# START OF Material for the task

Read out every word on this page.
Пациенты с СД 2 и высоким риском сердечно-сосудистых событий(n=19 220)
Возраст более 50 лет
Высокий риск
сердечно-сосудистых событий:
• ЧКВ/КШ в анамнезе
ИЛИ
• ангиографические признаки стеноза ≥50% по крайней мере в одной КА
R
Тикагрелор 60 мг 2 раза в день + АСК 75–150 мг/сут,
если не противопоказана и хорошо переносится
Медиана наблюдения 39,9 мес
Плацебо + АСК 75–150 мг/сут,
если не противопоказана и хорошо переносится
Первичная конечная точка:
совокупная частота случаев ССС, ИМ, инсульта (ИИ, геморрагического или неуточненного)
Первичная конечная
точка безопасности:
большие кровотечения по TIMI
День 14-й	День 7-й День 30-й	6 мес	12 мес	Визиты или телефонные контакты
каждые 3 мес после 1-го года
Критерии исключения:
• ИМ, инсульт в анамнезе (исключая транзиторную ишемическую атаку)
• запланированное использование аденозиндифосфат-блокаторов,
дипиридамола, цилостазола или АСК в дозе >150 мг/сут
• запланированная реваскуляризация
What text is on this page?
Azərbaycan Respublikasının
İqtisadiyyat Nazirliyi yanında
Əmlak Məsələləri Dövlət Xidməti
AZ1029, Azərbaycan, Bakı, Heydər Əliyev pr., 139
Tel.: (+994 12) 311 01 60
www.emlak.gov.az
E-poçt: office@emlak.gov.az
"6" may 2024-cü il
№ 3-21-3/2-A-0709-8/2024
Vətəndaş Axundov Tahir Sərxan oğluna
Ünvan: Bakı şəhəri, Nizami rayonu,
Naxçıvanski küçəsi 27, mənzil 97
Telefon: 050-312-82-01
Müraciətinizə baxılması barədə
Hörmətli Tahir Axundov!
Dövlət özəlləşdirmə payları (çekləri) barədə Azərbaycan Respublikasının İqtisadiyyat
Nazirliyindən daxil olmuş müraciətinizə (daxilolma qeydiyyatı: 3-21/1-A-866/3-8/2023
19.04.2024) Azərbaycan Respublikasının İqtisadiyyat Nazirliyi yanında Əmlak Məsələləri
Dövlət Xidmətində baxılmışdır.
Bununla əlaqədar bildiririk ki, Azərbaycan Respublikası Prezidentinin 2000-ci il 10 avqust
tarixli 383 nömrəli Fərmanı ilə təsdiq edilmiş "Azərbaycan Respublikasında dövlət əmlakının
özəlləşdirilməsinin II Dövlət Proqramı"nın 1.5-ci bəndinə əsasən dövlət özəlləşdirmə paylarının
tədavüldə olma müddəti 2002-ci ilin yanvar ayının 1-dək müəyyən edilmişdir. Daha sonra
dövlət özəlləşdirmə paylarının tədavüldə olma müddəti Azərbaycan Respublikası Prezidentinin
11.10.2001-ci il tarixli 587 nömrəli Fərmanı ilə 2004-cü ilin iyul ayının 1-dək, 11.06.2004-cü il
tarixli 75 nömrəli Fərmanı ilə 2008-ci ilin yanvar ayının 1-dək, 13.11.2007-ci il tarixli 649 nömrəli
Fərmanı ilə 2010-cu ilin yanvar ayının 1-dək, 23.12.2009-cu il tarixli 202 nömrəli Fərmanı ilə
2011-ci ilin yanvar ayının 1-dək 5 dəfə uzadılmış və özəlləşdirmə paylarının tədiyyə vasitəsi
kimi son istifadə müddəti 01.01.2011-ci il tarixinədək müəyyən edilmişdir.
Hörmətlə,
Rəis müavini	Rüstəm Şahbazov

# END OF Material for the task

- Given request -
Go through the records above and set each one down exactly, please.

- Exercise output -
Read out every word on this page.
Пациенты с СД 2 и высоким риском сердечно-сосудистых событий(n=19 220)
Возраст более 50 лет
Высокий риск
сердечно-сосудистых событий:
• ЧКВ/КШ в анамнезе
ИЛИ
• ангиографические признаки стеноза ≥50% по крайней мере в одной КА
R
Тикагрелор 60 мг 2 раза в день + АСК 75–150 мг/сут,
если не противопоказана и хорошо переносится
Медиана наблюдения 39,9 мес
Плацебо + АСК 75–150 мг/сут,
если не противопоказана и хорошо переносится
Первичная конечная точка:
совокупная частота случаев ССС, ИМ, инсульта (ИИ, геморрагического или неуточненного)
Первичная конечная
точка безопасности:
большие кровотечения по TIMI
День 14-й	День 7-й День 30-й	6 мес	12 мес	Визиты или телефонные контакты
каждые 3 мес после 1-го года
Критерии исключения:
• ИМ, инсульт в анамнезе (исключая транзиторную ишемическую атаку)
• запланированное использование аденозиндифосфат-блокаторов,
дипиридамола, цилостазола или АСК в дозе >150 мг/сут
• запланированная реваскуляризация
What text is on this page?
Azərbaycan Respublikasının
İqtisadiyyat Nazirliyi yanında
Əmlak Məsələləri Dövlət Xidməti
AZ1029, Azərbaycan, Bakı, Heydər Əliyev pr., 139
Tel.: (+994 12) 311 01 60
www.emlak.gov.az
E-poçt: office@emlak.gov.az
"6" may 2024-cü il
№ 3-21-3/2-A-0709-8/2024
Vətəndaş Axundov Tahir Sərxan oğluna
Ünvan: Bakı şəhəri, Nizami rayonu,
Naxçıvanski küçəsi 27, mənzil 97
Telefon: 050-312-82-01
Müraciətinizə baxılması barədə
Hörmətli Tahir Axundov!
Dövlət özəlləşdirmə payları (çekləri) barədə Azərbaycan Respublikasının İqtisadiyyat
Nazirliyindən daxil olmuş müraciətinizə (daxilolma qeydiyyatı: 3-21/1-A-866/3-8/2023
19.04.2024) Azərbaycan Respublikasının İqtisadiyyat Nazirliyi yanında Əmlak Məsələləri
Dövlət Xidmətində baxılmışdır.
Bununla əlaqədar bildiririk ki, Azərbaycan Respublikası Prezidentinin 2000-ci il 10 avqust
tarixli 383 nömrəli Fərmanı ilə təsdiq edilmiş "Azərbaycan Respublikasında dövlət əmlakının
özəlləşdirilməsinin II Dövlət Proqramı"nın 1.5-ci bəndinə əsasən dövlət özəlləşdirmə paylarının
tədavüldə olma müddəti 2002-ci ilin yanvar ayının 1-dək müəyyən edilmişdir. Daha sonra
dövlət özəlləşdirmə paylarının tədavüldə olma müddəti Azərbaycan Respublikası Prezidentinin
11.10.2001-ci il tarixli 587 nömrəli Fərmanı ilə 2004-cü ilin iyul ayının 1-dək, 11.06.2004-cü il
tarixli 75 nömrəli Fərmanı ilə 2008-ci ilin yanvar ayının 1-dək, 13.11.2007-ci il tarixli 649 nömrəli
Fərmanı ilə 2010-cu ilin yanvar ayının 1-dək, 23.12.2009-cu il tarixli 202 nömrəli Fərmanı ilə
2011-ci ilin yanvar ayının 1-dək 5 dəfə uzadılmış və özəlləşdirmə paylarının tədiyyə vasitəsi
kimi son istifadə müddəti 01.01.2011-ci il tarixinədək müəyyən edilmişdir.
Hörmətlə,
Rəis müavini	Rüstəm Şahbazov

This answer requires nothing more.